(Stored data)
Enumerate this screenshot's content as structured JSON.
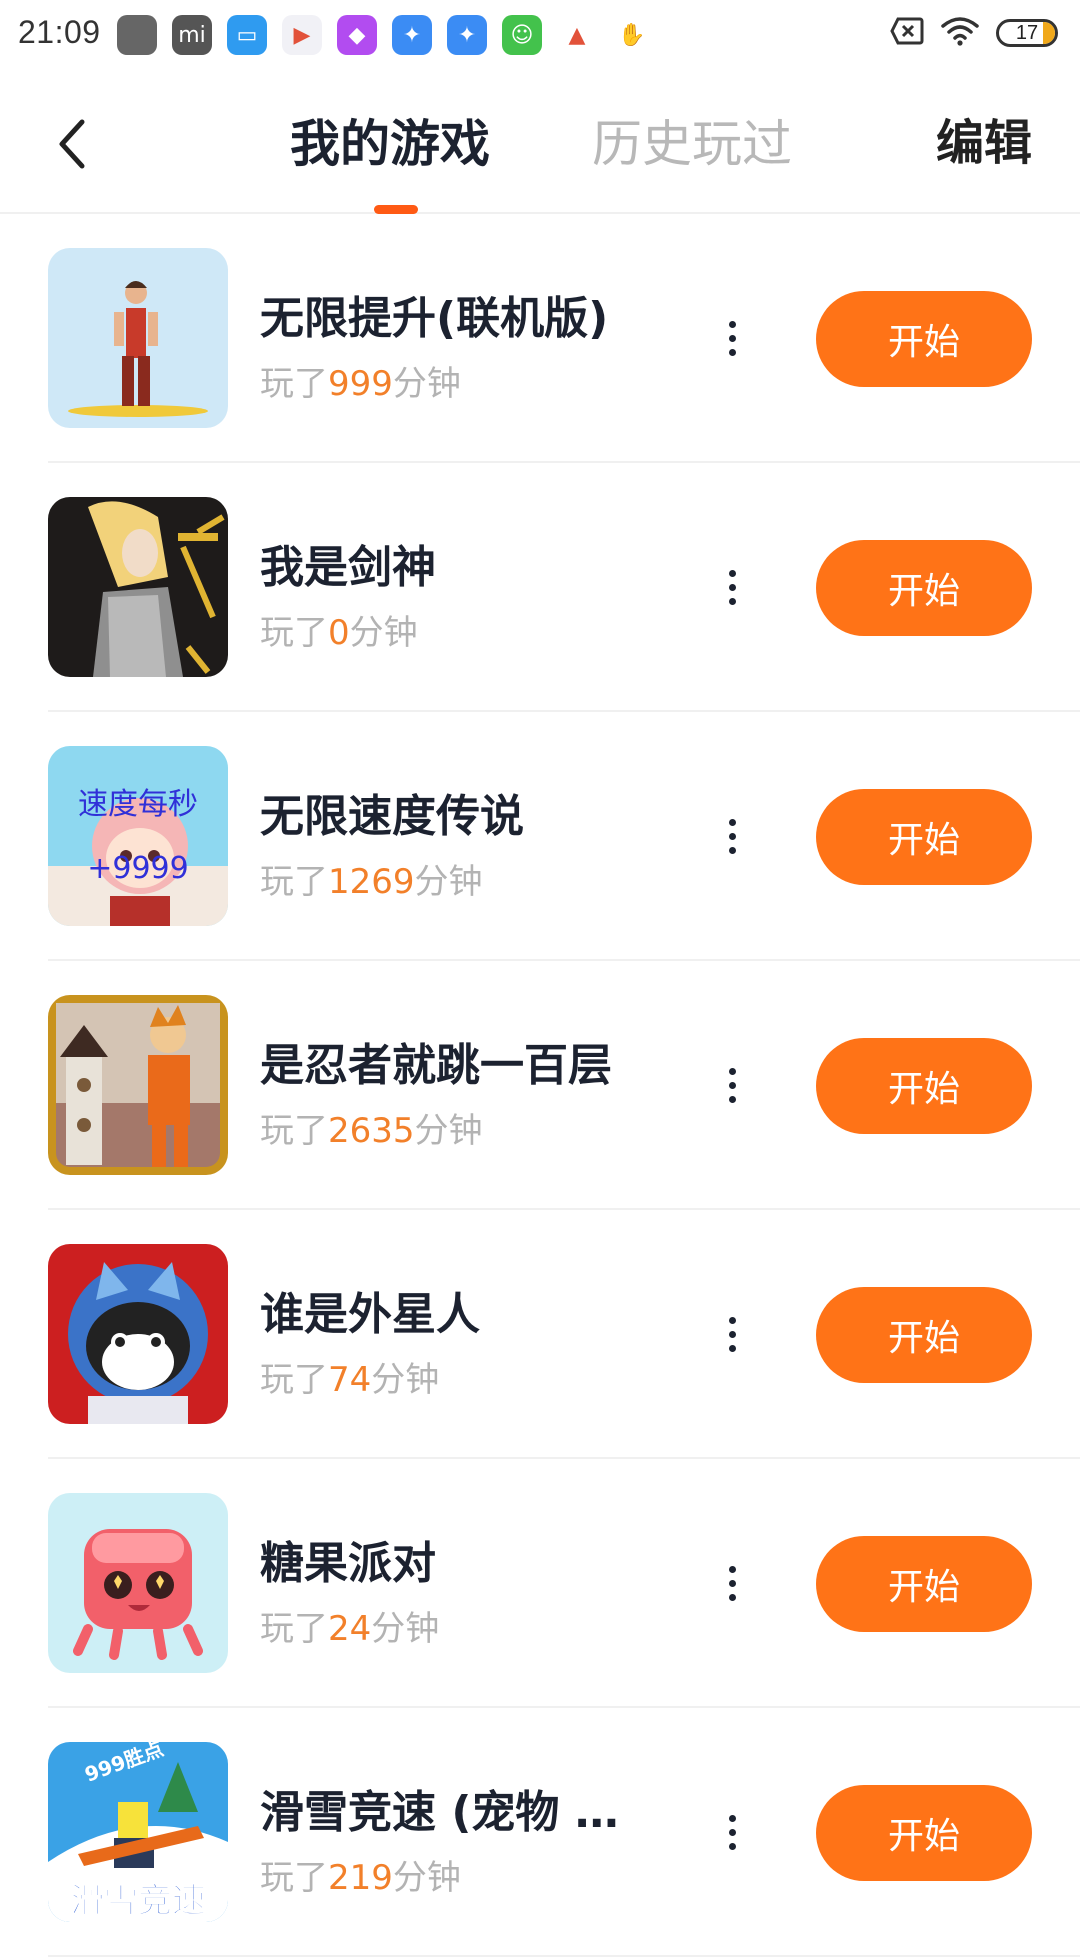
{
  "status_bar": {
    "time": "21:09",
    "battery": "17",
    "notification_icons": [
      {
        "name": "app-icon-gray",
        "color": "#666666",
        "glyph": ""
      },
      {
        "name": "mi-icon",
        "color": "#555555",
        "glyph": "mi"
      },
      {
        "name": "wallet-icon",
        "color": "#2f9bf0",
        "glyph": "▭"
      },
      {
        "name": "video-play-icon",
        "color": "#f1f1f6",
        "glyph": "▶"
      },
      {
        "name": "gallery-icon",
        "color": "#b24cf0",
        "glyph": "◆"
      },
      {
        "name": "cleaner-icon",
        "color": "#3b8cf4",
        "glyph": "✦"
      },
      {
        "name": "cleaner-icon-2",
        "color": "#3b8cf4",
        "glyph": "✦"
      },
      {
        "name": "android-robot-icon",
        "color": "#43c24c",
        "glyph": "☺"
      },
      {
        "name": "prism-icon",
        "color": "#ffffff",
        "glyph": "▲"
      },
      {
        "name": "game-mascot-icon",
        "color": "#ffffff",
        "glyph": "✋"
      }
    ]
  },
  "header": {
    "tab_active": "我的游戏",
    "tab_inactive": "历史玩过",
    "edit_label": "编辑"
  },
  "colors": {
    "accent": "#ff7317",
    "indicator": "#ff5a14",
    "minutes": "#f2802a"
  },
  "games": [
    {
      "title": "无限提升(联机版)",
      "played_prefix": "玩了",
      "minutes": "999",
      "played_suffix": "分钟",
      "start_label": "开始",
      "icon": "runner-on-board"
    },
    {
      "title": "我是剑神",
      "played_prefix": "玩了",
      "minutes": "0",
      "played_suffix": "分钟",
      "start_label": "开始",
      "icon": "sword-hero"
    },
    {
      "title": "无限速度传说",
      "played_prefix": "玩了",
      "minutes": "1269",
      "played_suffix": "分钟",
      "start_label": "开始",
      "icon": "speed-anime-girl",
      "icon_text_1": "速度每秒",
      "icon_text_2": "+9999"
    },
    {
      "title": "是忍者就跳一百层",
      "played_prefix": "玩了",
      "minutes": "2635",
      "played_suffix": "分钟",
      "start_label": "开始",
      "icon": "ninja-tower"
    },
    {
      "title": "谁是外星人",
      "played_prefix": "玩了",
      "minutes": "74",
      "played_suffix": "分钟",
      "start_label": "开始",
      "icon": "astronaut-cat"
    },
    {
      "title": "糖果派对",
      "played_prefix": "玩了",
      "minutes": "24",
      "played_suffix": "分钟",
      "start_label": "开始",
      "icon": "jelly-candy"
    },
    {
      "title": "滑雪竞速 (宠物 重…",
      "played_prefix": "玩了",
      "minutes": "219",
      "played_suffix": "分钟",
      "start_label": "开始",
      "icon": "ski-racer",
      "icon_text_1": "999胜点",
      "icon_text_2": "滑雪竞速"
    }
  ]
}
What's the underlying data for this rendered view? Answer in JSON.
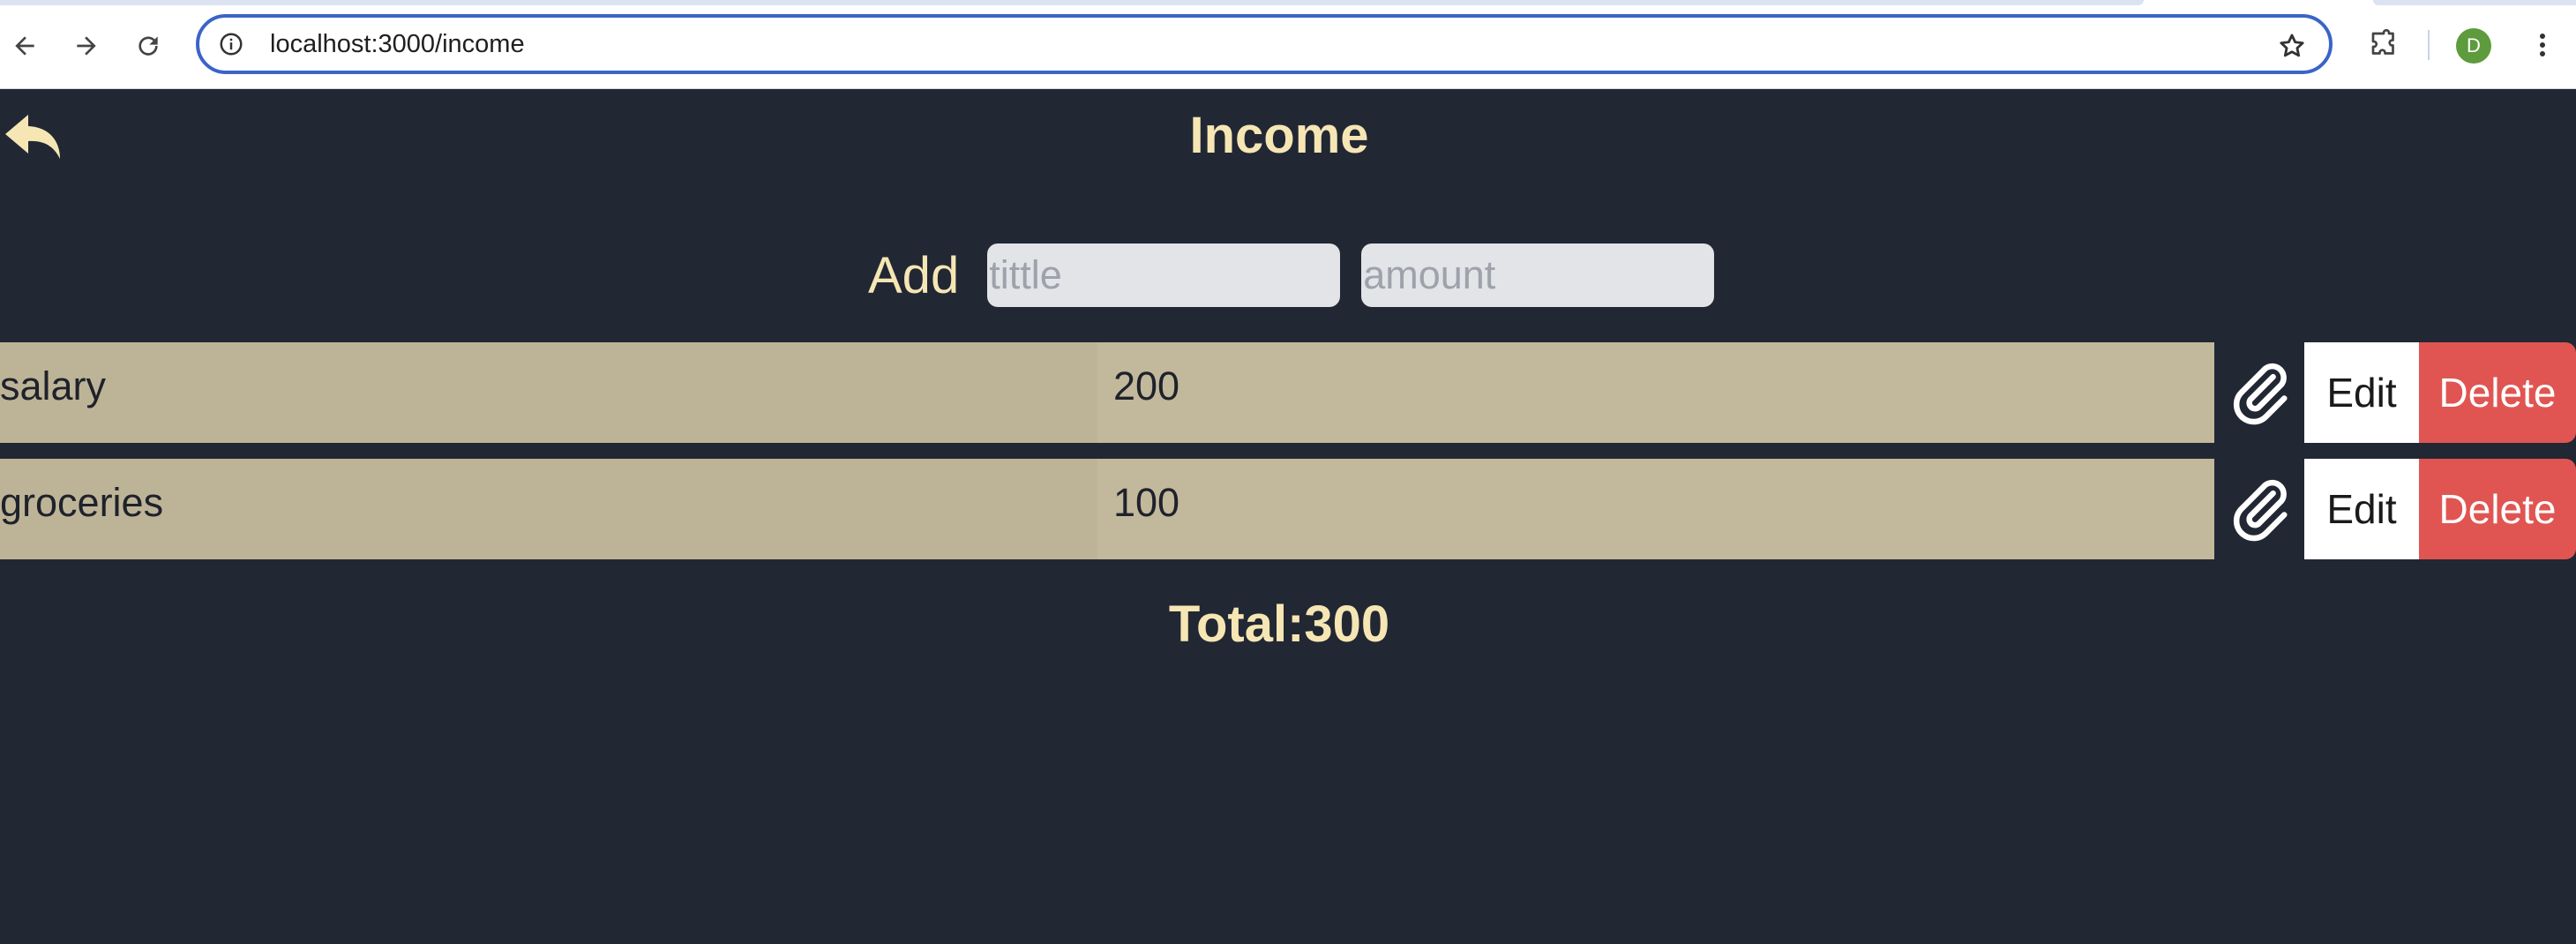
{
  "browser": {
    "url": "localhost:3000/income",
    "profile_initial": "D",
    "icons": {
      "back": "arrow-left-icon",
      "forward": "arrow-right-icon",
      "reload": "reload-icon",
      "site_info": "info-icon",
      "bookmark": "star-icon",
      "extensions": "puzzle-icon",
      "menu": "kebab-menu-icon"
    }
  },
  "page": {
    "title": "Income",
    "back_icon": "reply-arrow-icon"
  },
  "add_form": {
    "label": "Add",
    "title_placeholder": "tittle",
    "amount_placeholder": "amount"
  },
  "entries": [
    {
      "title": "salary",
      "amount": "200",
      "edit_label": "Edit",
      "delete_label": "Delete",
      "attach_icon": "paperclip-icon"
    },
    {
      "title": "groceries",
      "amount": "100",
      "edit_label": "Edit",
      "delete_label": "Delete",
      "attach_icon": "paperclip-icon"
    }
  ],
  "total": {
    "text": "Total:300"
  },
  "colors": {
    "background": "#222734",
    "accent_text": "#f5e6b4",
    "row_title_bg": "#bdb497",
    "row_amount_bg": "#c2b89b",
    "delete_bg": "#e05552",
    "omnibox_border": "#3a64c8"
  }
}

• **YOUR TASK**
Without including the pictures, reproduce all entries exactly.

• **THE SOLUTION**
Enumerate this screenshot's content as structured JSON.
{
  "status_bar": {
    "time": "21:09",
    "battery": "17",
    "notification_icons": [
      {
        "name": "app-icon-gray",
        "color": "#666666",
        "glyph": ""
      },
      {
        "name": "mi-icon",
        "color": "#555555",
        "glyph": "mi"
      },
      {
        "name": "wallet-icon",
        "color": "#2f9bf0",
        "glyph": "▭"
      },
      {
        "name": "video-play-icon",
        "color": "#f1f1f6",
        "glyph": "▶"
      },
      {
        "name": "gallery-icon",
        "color": "#b24cf0",
        "glyph": "◆"
      },
      {
        "name": "cleaner-icon",
        "color": "#3b8cf4",
        "glyph": "✦"
      },
      {
        "name": "cleaner-icon-2",
        "color": "#3b8cf4",
        "glyph": "✦"
      },
      {
        "name": "android-robot-icon",
        "color": "#43c24c",
        "glyph": "☺"
      },
      {
        "name": "prism-icon",
        "color": "#ffffff",
        "glyph": "▲"
      },
      {
        "name": "game-mascot-icon",
        "color": "#ffffff",
        "glyph": "✋"
      }
    ]
  },
  "header": {
    "tab_active": "我的游戏",
    "tab_inactive": "历史玩过",
    "edit_label": "编辑"
  },
  "colors": {
    "accent": "#ff7317",
    "indicator": "#ff5a14",
    "minutes": "#f2802a"
  },
  "games": [
    {
      "title": "无限提升(联机版)",
      "played_prefix": "玩了",
      "minutes": "999",
      "played_suffix": "分钟",
      "start_label": "开始",
      "icon": "runner-on-board"
    },
    {
      "title": "我是剑神",
      "played_prefix": "玩了",
      "minutes": "0",
      "played_suffix": "分钟",
      "start_label": "开始",
      "icon": "sword-hero"
    },
    {
      "title": "无限速度传说",
      "played_prefix": "玩了",
      "minutes": "1269",
      "played_suffix": "分钟",
      "start_label": "开始",
      "icon": "speed-anime-girl",
      "icon_text_1": "速度每秒",
      "icon_text_2": "+9999"
    },
    {
      "title": "是忍者就跳一百层",
      "played_prefix": "玩了",
      "minutes": "2635",
      "played_suffix": "分钟",
      "start_label": "开始",
      "icon": "ninja-tower"
    },
    {
      "title": "谁是外星人",
      "played_prefix": "玩了",
      "minutes": "74",
      "played_suffix": "分钟",
      "start_label": "开始",
      "icon": "astronaut-cat"
    },
    {
      "title": "糖果派对",
      "played_prefix": "玩了",
      "minutes": "24",
      "played_suffix": "分钟",
      "start_label": "开始",
      "icon": "jelly-candy"
    },
    {
      "title": "滑雪竞速 (宠物 重…",
      "played_prefix": "玩了",
      "minutes": "219",
      "played_suffix": "分钟",
      "start_label": "开始",
      "icon": "ski-racer",
      "icon_text_1": "999胜点",
      "icon_text_2": "滑雪竞速"
    }
  ]
}
What's the underlying data for this rendered view? Answer in JSON.
{
  "browser": {
    "url": "localhost:3000/income",
    "profile_initial": "D",
    "icons": {
      "back": "arrow-left-icon",
      "forward": "arrow-right-icon",
      "reload": "reload-icon",
      "site_info": "info-icon",
      "bookmark": "star-icon",
      "extensions": "puzzle-icon",
      "menu": "kebab-menu-icon"
    }
  },
  "page": {
    "title": "Income",
    "back_icon": "reply-arrow-icon"
  },
  "add_form": {
    "label": "Add",
    "title_placeholder": "tittle",
    "amount_placeholder": "amount"
  },
  "entries": [
    {
      "title": "salary",
      "amount": "200",
      "edit_label": "Edit",
      "delete_label": "Delete",
      "attach_icon": "paperclip-icon"
    },
    {
      "title": "groceries",
      "amount": "100",
      "edit_label": "Edit",
      "delete_label": "Delete",
      "attach_icon": "paperclip-icon"
    }
  ],
  "total": {
    "text": "Total:300"
  },
  "colors": {
    "background": "#222734",
    "accent_text": "#f5e6b4",
    "row_title_bg": "#bdb497",
    "row_amount_bg": "#c2b89b",
    "delete_bg": "#e05552",
    "omnibox_border": "#3a64c8"
  }
}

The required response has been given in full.